PASSAGE PROVIDED:
>>>>

Welcome to lesson fourteen. Now we’re going to discuss
helping and cooperation.
Let’s begin by moving to slide two. Here you see a lot of images Kitty
Genovese. I’m sure most of you have heard this story at one time or
another. Essentially this woman was stabbed to death in front of her
home, in the middle of the courtyard, with many apartment buildings
surrounding it. The night that she was stabbed, she was attacked and
many people in the apartments above turned on their lights, looked down,
saw this woman being attacked and screaming and no one did anything. The
attacker fled, she continued to be bleeding and laying there in pain,
could not move, continued to scream, the attacker returned, stabbed her
for a second time, this time resulting in her death. Again a few lights
came on, people looked down into the courtyard, saw the woman being
attacked and no one did anything. This is what prompted most of the work
on helping and cooperation in social psychology. When news of this first
hit papers, the entire country presumed that people who live in cities
were somehow mean and heartless and didn’t care for each other and had
this happened in their town, certainly someone would have done
something. What they found is that the neighbors saw other neighbors
looking and assumed well look at all these other people, I’m sure
someone’s already called the police, therefore it’s not my place to do
so. We’re going to talk about this case more, but you should know the
history of it and read your book carefully about this account.
Let’s move to slide three and discuss social learning theory. Social
learning theory says that we do things that we’re rewarded for doing, so
we’re more likely to help when helping is rewarded. You know that putting a
reward for an item that’s been lost typically increases the likelihood
that the item will be found. Also to the extent that there is a norm of
social responsibility, a norm of reciprocity or a norm of equity,
helping is more likely.
Let’s talk about a study in slide four. Rushton & Campbell in ’77 did a
study that has been replicated since on blood donation. What they had
was participants completed a questionnaire designed to measure
personality traits completely unrelated to blood donation or helping.
Then as they left, they passed a table seeking people to sign up to give
blood at a later date. In some of the conditions, there was a model
standing outside a confederate working for the experiment who also left
the experiment, went to the table and signed up to give blood. In other
cases there was no model and people were randomly assigned to see the
model or not. If you look at this graph you will see that the number of
participants who signed up was higher when there was a model than when
there wasn’t. So you think well perhaps because the model was there,
this induces some sort of social pressure, other people are doing it, I
should do it, too. But then they also looked at how many people showed
up to actually donate blood at a later date and they found that those
who had signed up in front of the model were more likely to give blood
than people who signed up of their own accord without any social
pressure. Therefore it helps not only in the presence of others, but
also a behavior later when you have committed in the presence of others.

<<<<

AIM: Using the lecture on helping and cooperation, say whether each statement agrees with it, answering yes or no and quoting the deciding words: (a) The Rushton & Campbell study dealt with blood donation. (b) The questionnaire in that study measured attitudes toward helping. (c) Social learning theory holds that people help less when helping is rewarded. The material after this lecture plays no part in the work.

DATA:
>>>>

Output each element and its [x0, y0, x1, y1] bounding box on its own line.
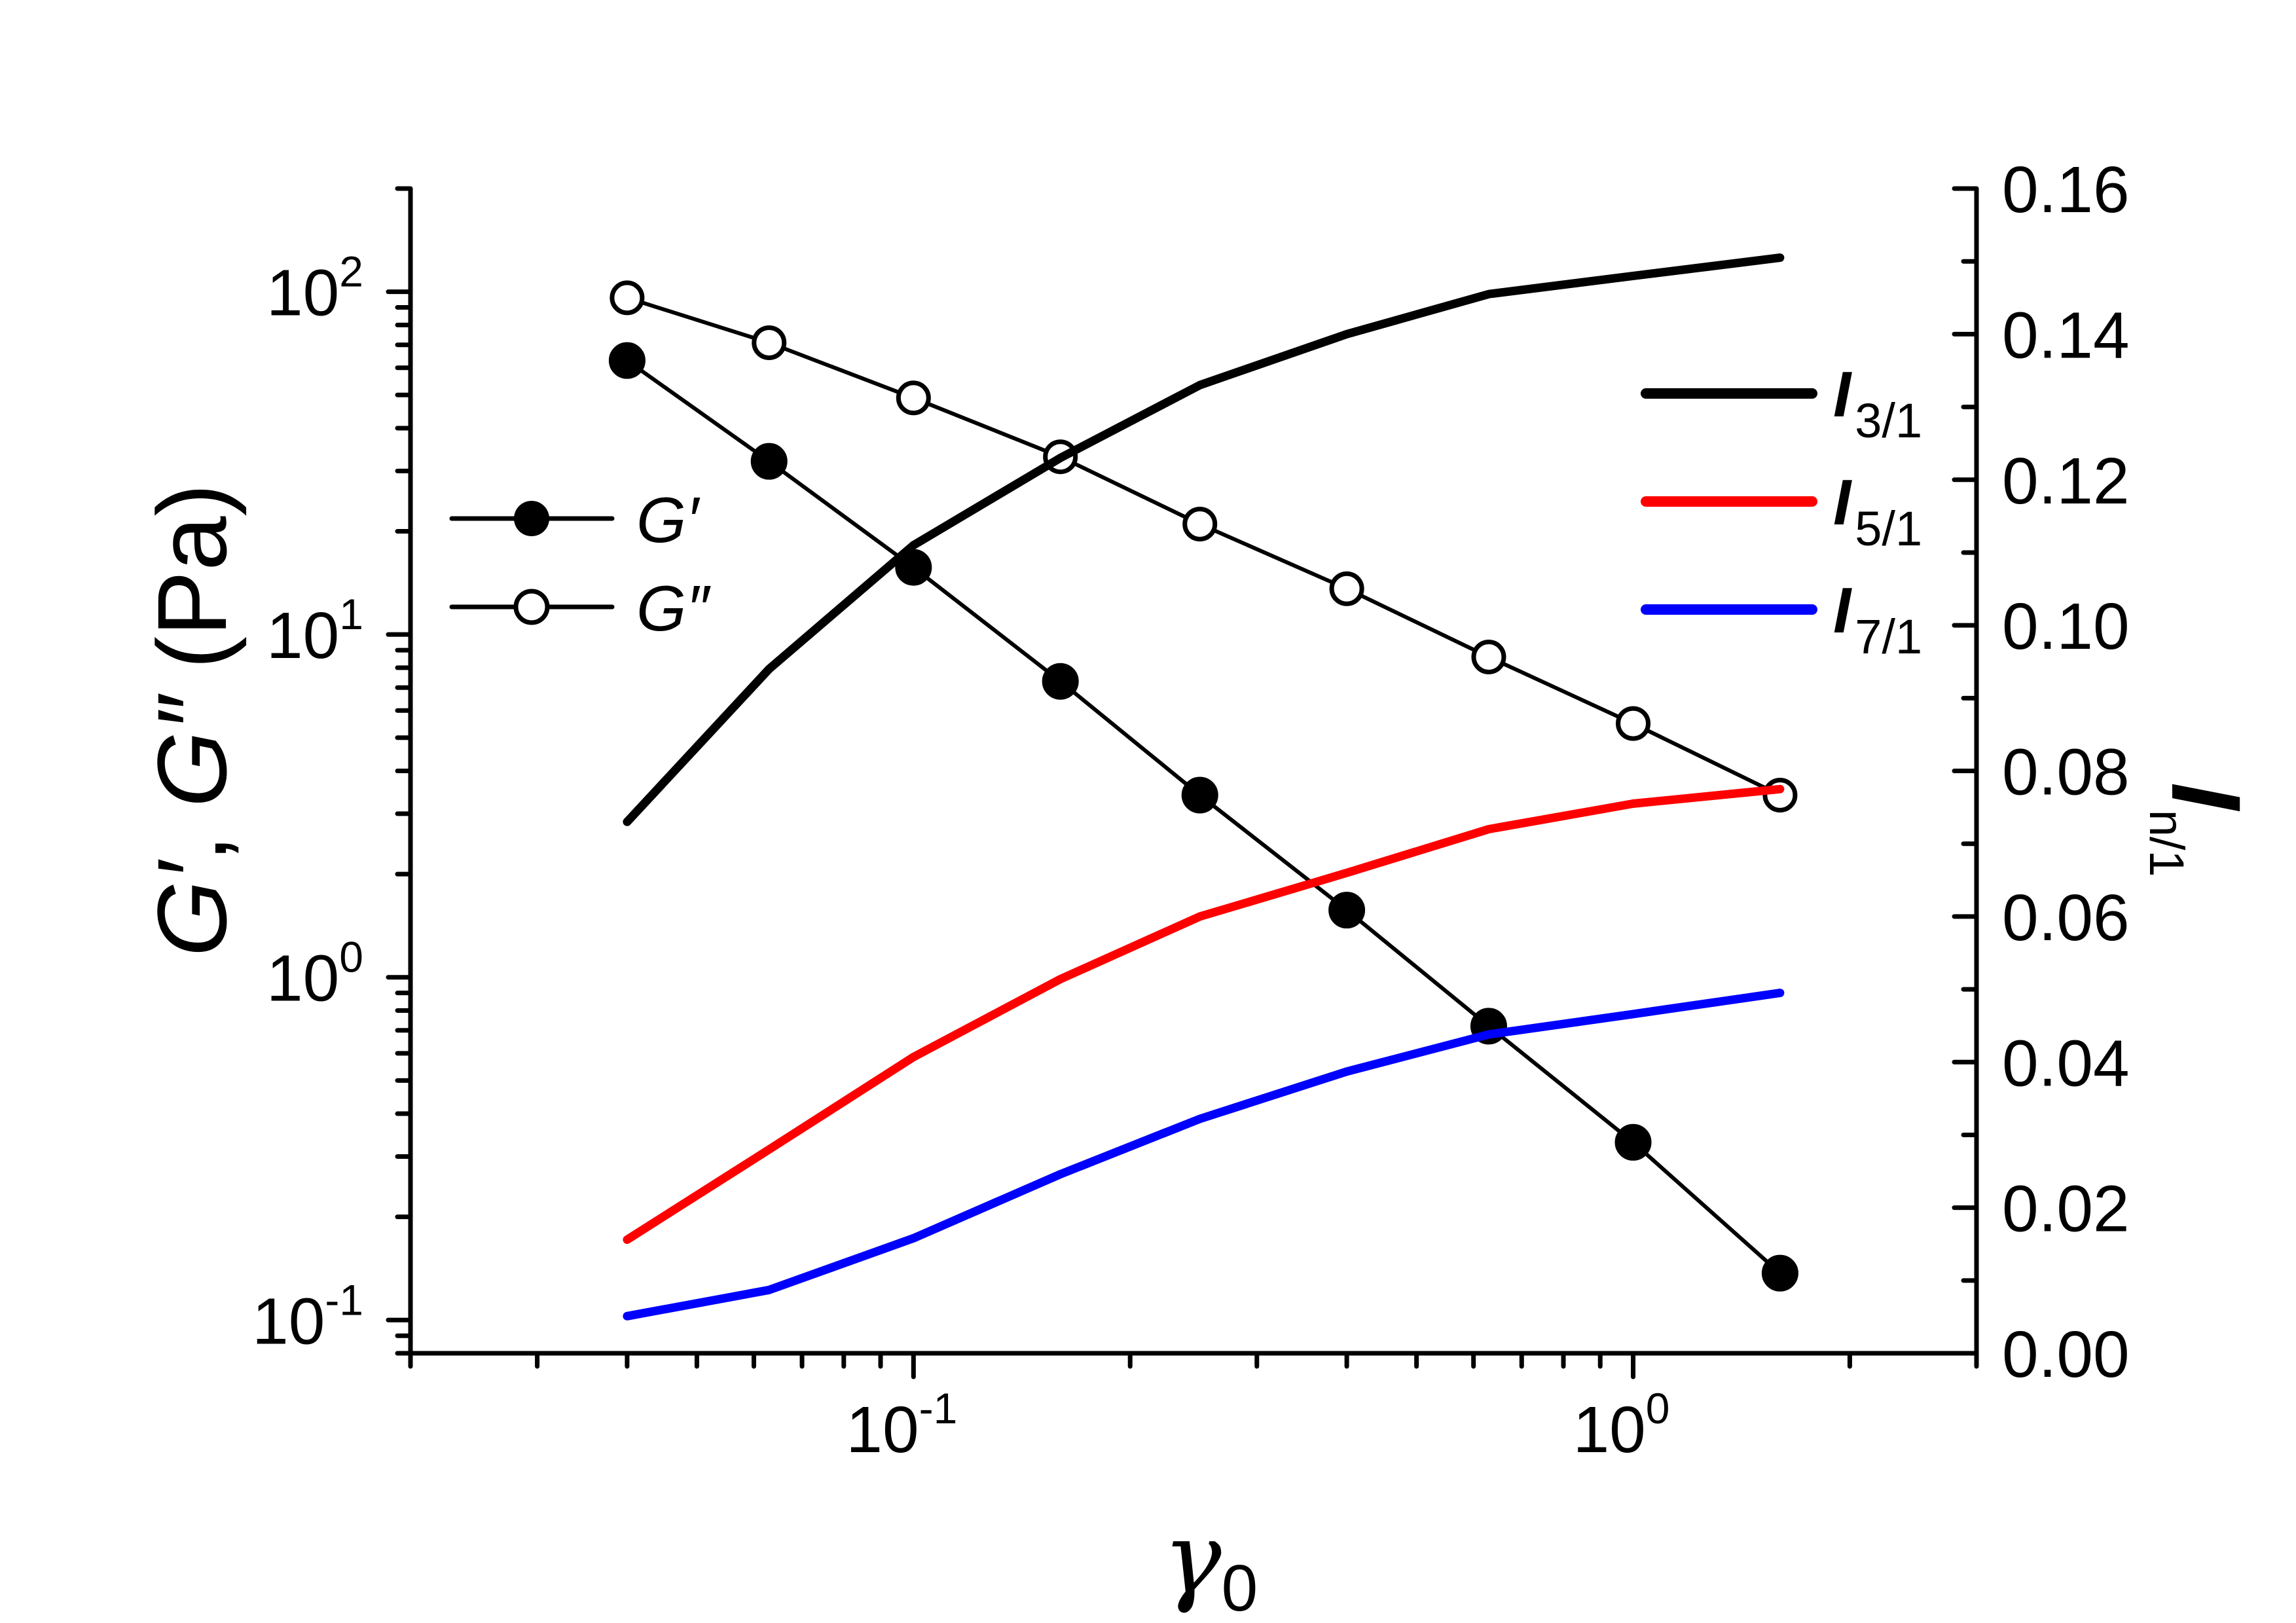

<<<<

WRITTEN ANSWER:
(a) Yes: "Rushton & Campbell in ’77 did a study that has been replicated since on blood donation."
(b) No: "personality traits completely unrelated to blood donation or helping"
(c) No: "we’re more likely to help when helping is rewarded"